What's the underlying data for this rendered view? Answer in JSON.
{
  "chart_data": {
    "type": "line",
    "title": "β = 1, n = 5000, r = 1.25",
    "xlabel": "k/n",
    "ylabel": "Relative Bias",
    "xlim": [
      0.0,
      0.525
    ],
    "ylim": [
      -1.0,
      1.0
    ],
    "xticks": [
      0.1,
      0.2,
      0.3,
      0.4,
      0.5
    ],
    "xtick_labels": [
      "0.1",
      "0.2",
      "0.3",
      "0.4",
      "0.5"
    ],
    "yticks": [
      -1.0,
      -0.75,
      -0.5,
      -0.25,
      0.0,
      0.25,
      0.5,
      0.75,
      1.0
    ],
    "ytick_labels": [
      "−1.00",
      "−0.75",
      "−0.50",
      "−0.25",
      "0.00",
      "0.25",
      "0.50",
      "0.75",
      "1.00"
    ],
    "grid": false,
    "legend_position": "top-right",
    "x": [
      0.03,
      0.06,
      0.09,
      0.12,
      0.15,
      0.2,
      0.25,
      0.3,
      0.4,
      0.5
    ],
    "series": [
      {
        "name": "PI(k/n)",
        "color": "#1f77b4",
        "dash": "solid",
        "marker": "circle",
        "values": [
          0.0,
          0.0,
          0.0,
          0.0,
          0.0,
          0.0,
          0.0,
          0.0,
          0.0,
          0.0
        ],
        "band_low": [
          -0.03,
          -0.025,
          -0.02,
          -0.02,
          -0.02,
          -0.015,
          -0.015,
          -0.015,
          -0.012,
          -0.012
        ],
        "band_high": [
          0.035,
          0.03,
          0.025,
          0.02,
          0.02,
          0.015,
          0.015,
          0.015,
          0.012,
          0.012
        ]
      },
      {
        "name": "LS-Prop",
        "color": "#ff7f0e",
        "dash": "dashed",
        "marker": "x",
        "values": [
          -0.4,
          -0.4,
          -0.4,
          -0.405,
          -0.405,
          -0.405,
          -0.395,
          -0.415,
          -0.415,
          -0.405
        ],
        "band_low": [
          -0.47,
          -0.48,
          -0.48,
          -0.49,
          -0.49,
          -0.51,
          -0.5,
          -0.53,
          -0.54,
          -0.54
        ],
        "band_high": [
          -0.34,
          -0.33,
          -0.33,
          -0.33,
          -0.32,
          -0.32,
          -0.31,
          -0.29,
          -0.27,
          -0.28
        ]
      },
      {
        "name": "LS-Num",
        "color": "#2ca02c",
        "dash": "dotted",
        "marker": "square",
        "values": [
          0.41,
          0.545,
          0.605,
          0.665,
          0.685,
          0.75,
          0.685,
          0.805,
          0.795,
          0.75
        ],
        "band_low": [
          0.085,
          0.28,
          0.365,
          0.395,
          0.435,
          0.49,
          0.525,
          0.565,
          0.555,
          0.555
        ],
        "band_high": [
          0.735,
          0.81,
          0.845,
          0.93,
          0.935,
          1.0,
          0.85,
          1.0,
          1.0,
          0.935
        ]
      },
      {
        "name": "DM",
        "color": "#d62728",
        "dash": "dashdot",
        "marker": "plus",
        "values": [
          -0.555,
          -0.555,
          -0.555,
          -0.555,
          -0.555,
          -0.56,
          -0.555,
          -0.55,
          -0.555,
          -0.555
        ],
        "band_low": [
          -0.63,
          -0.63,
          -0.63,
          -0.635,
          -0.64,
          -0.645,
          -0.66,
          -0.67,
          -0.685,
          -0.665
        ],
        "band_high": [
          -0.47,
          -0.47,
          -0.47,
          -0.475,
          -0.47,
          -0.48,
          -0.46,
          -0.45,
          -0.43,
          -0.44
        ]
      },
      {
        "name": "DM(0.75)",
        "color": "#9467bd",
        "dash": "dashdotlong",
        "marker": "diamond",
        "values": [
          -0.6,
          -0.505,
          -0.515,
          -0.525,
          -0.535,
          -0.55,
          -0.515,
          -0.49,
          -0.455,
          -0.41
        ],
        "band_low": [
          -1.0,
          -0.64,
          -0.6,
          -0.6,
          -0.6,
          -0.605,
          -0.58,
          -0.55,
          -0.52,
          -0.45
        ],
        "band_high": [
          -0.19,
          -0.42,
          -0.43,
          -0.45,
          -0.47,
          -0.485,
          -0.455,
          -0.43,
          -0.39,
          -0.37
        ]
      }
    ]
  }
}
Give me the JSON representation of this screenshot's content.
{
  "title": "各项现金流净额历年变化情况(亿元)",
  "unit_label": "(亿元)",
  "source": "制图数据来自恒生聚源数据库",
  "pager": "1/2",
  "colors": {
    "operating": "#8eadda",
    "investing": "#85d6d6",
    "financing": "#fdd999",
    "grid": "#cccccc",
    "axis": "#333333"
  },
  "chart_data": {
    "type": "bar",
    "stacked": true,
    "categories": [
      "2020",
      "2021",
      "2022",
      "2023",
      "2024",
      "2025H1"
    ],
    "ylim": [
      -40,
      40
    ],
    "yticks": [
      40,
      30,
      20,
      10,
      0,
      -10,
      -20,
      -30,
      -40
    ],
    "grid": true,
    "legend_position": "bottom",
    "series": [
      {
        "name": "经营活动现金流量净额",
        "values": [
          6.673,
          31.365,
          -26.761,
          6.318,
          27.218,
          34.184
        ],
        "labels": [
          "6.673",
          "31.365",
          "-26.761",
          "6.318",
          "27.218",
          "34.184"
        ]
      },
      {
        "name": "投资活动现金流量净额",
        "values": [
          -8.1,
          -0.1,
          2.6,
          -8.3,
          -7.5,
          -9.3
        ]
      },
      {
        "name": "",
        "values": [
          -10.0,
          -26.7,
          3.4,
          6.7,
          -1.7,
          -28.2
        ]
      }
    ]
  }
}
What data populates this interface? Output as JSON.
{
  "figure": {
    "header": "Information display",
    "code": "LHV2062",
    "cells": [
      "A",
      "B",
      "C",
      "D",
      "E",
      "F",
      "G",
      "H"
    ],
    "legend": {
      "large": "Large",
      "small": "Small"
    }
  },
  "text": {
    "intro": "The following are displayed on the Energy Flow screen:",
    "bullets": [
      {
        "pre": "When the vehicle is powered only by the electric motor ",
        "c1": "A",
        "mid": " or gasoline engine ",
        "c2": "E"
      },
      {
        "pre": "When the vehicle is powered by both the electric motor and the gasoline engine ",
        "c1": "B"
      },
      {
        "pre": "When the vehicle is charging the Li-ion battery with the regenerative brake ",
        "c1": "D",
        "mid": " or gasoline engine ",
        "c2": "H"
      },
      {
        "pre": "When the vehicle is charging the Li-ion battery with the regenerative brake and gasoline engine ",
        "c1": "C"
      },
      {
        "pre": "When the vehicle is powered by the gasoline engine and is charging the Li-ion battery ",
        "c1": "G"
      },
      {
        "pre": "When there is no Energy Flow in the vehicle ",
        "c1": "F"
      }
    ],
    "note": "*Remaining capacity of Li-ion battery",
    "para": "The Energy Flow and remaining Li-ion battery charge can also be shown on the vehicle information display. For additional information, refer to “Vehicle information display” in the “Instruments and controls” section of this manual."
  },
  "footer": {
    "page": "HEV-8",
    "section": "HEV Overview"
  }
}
● ● ●
> _SET EXERCISE_
From the preceding material, extract every line exactly.

> _WRITTEN ANSWER_
What's the underlying data for this rendered view? Answer in JSON.
{
  "chart_data": {
    "type": "line",
    "title": "β = 1, n = 5000, r = 1.25",
    "xlabel": "k/n",
    "ylabel": "Relative Bias",
    "xlim": [
      0.0,
      0.525
    ],
    "ylim": [
      -1.0,
      1.0
    ],
    "xticks": [
      0.1,
      0.2,
      0.3,
      0.4,
      0.5
    ],
    "xtick_labels": [
      "0.1",
      "0.2",
      "0.3",
      "0.4",
      "0.5"
    ],
    "yticks": [
      -1.0,
      -0.75,
      -0.5,
      -0.25,
      0.0,
      0.25,
      0.5,
      0.75,
      1.0
    ],
    "ytick_labels": [
      "−1.00",
      "−0.75",
      "−0.50",
      "−0.25",
      "0.00",
      "0.25",
      "0.50",
      "0.75",
      "1.00"
    ],
    "grid": false,
    "legend_position": "top-right",
    "x": [
      0.03,
      0.06,
      0.09,
      0.12,
      0.15,
      0.2,
      0.25,
      0.3,
      0.4,
      0.5
    ],
    "series": [
      {
        "name": "PI(k/n)",
        "color": "#1f77b4",
        "dash": "solid",
        "marker": "circle",
        "values": [
          0.0,
          0.0,
          0.0,
          0.0,
          0.0,
          0.0,
          0.0,
          0.0,
          0.0,
          0.0
        ],
        "band_low": [
          -0.03,
          -0.025,
          -0.02,
          -0.02,
          -0.02,
          -0.015,
          -0.015,
          -0.015,
          -0.012,
          -0.012
        ],
        "band_high": [
          0.035,
          0.03,
          0.025,
          0.02,
          0.02,
          0.015,
          0.015,
          0.015,
          0.012,
          0.012
        ]
      },
      {
        "name": "LS-Prop",
        "color": "#ff7f0e",
        "dash": "dashed",
        "marker": "x",
        "values": [
          -0.4,
          -0.4,
          -0.4,
          -0.405,
          -0.405,
          -0.405,
          -0.395,
          -0.415,
          -0.415,
          -0.405
        ],
        "band_low": [
          -0.47,
          -0.48,
          -0.48,
          -0.49,
          -0.49,
          -0.51,
          -0.5,
          -0.53,
          -0.54,
          -0.54
        ],
        "band_high": [
          -0.34,
          -0.33,
          -0.33,
          -0.33,
          -0.32,
          -0.32,
          -0.31,
          -0.29,
          -0.27,
          -0.28
        ]
      },
      {
        "name": "LS-Num",
        "color": "#2ca02c",
        "dash": "dotted",
        "marker": "square",
        "values": [
          0.41,
          0.545,
          0.605,
          0.665,
          0.685,
          0.75,
          0.685,
          0.805,
          0.795,
          0.75
        ],
        "band_low": [
          0.085,
          0.28,
          0.365,
          0.395,
          0.435,
          0.49,
          0.525,
          0.565,
          0.555,
          0.555
        ],
        "band_high": [
          0.735,
          0.81,
          0.845,
          0.93,
          0.935,
          1.0,
          0.85,
          1.0,
          1.0,
          0.935
        ]
      },
      {
        "name": "DM",
        "color": "#d62728",
        "dash": "dashdot",
        "marker": "plus",
        "values": [
          -0.555,
          -0.555,
          -0.555,
          -0.555,
          -0.555,
          -0.56,
          -0.555,
          -0.55,
          -0.555,
          -0.555
        ],
        "band_low": [
          -0.63,
          -0.63,
          -0.63,
          -0.635,
          -0.64,
          -0.645,
          -0.66,
          -0.67,
          -0.685,
          -0.665
        ],
        "band_high": [
          -0.47,
          -0.47,
          -0.47,
          -0.475,
          -0.47,
          -0.48,
          -0.46,
          -0.45,
          -0.43,
          -0.44
        ]
      },
      {
        "name": "DM(0.75)",
        "color": "#9467bd",
        "dash": "dashdotlong",
        "marker": "diamond",
        "values": [
          -0.6,
          -0.505,
          -0.515,
          -0.525,
          -0.535,
          -0.55,
          -0.515,
          -0.49,
          -0.455,
          -0.41
        ],
        "band_low": [
          -1.0,
          -0.64,
          -0.6,
          -0.6,
          -0.6,
          -0.605,
          -0.58,
          -0.55,
          -0.52,
          -0.45
        ],
        "band_high": [
          -0.19,
          -0.42,
          -0.43,
          -0.45,
          -0.47,
          -0.485,
          -0.455,
          -0.43,
          -0.39,
          -0.37
        ]
      }
    ]
  }
}
Give me the JSON representation of this screenshot's content.
{
  "title": "各项现金流净额历年变化情况(亿元)",
  "unit_label": "(亿元)",
  "source": "制图数据来自恒生聚源数据库",
  "pager": "1/2",
  "colors": {
    "operating": "#8eadda",
    "investing": "#85d6d6",
    "financing": "#fdd999",
    "grid": "#cccccc",
    "axis": "#333333"
  },
  "chart_data": {
    "type": "bar",
    "stacked": true,
    "categories": [
      "2020",
      "2021",
      "2022",
      "2023",
      "2024",
      "2025H1"
    ],
    "ylim": [
      -40,
      40
    ],
    "yticks": [
      40,
      30,
      20,
      10,
      0,
      -10,
      -20,
      -30,
      -40
    ],
    "grid": true,
    "legend_position": "bottom",
    "series": [
      {
        "name": "经营活动现金流量净额",
        "values": [
          6.673,
          31.365,
          -26.761,
          6.318,
          27.218,
          34.184
        ],
        "labels": [
          "6.673",
          "31.365",
          "-26.761",
          "6.318",
          "27.218",
          "34.184"
        ]
      },
      {
        "name": "投资活动现金流量净额",
        "values": [
          -8.1,
          -0.1,
          2.6,
          -8.3,
          -7.5,
          -9.3
        ]
      },
      {
        "name": "",
        "values": [
          -10.0,
          -26.7,
          3.4,
          6.7,
          -1.7,
          -28.2
        ]
      }
    ]
  }
}
What data populates this interface? Output as JSON.
{
  "figure": {
    "header": "Information display",
    "code": "LHV2062",
    "cells": [
      "A",
      "B",
      "C",
      "D",
      "E",
      "F",
      "G",
      "H"
    ],
    "legend": {
      "large": "Large",
      "small": "Small"
    }
  },
  "text": {
    "intro": "The following are displayed on the Energy Flow screen:",
    "bullets": [
      {
        "pre": "When the vehicle is powered only by the electric motor ",
        "c1": "A",
        "mid": " or gasoline engine ",
        "c2": "E"
      },
      {
        "pre": "When the vehicle is powered by both the electric motor and the gasoline engine ",
        "c1": "B"
      },
      {
        "pre": "When the vehicle is charging the Li-ion battery with the regenerative brake ",
        "c1": "D",
        "mid": " or gasoline engine ",
        "c2": "H"
      },
      {
        "pre": "When the vehicle is charging the Li-ion battery with the regenerative brake and gasoline engine ",
        "c1": "C"
      },
      {
        "pre": "When the vehicle is powered by the gasoline engine and is charging the Li-ion battery ",
        "c1": "G"
      },
      {
        "pre": "When there is no Energy Flow in the vehicle ",
        "c1": "F"
      }
    ],
    "note": "*Remaining capacity of Li-ion battery",
    "para": "The Energy Flow and remaining Li-ion battery charge can also be shown on the vehicle information display. For additional information, refer to “Vehicle information display” in the “Instruments and controls” section of this manual."
  },
  "footer": {
    "page": "HEV-8",
    "section": "HEV Overview"
  }
}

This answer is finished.